* [Source records]
>> start
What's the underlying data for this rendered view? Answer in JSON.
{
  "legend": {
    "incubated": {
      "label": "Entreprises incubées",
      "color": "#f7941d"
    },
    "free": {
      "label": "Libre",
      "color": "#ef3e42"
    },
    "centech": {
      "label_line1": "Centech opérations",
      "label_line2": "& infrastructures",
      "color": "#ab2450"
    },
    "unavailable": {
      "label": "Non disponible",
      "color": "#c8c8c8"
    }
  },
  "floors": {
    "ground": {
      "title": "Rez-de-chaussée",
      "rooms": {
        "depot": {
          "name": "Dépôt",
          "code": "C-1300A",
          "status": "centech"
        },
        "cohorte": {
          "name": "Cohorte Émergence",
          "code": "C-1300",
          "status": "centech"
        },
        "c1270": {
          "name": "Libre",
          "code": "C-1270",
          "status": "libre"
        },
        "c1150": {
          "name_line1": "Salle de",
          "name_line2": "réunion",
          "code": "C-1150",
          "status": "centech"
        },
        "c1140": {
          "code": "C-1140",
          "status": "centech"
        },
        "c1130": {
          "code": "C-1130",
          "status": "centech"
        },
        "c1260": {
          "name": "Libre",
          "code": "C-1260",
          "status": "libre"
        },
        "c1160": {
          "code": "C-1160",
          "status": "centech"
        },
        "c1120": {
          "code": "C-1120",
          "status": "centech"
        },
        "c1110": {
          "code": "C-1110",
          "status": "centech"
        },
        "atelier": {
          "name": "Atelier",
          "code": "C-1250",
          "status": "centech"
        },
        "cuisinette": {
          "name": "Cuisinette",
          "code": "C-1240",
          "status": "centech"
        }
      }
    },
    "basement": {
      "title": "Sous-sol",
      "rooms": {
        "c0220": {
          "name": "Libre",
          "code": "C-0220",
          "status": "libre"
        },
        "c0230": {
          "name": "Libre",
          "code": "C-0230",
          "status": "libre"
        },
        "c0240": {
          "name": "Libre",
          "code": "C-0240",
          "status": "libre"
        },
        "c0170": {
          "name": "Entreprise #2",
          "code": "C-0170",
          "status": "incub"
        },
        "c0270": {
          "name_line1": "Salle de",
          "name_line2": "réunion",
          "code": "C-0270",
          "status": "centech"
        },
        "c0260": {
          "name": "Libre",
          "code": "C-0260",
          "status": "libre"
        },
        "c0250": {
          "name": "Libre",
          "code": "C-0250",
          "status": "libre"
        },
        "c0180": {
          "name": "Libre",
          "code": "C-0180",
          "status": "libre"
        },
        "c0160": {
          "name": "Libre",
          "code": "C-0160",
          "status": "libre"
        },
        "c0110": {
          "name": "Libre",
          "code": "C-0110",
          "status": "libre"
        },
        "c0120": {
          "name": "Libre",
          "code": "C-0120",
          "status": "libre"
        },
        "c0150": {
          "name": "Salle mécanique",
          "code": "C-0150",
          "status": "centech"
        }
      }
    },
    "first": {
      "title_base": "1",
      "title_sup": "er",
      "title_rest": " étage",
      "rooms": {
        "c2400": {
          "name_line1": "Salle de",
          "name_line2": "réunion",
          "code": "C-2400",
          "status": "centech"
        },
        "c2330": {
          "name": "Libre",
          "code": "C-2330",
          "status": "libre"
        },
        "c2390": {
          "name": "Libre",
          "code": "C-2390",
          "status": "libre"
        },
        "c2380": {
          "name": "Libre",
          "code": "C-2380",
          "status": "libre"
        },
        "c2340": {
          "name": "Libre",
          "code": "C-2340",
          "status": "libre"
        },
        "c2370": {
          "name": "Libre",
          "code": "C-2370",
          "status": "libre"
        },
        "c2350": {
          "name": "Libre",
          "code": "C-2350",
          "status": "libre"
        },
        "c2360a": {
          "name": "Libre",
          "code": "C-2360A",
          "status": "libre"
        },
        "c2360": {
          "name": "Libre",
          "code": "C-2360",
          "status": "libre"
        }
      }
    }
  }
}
>> end
Show every line of the records above that contains the word "color".

* [Answer below]
      "color": "#f7941d"
      "color": "#ef3e42"
      "color": "#ab2450"
      "color": "#c8c8c8"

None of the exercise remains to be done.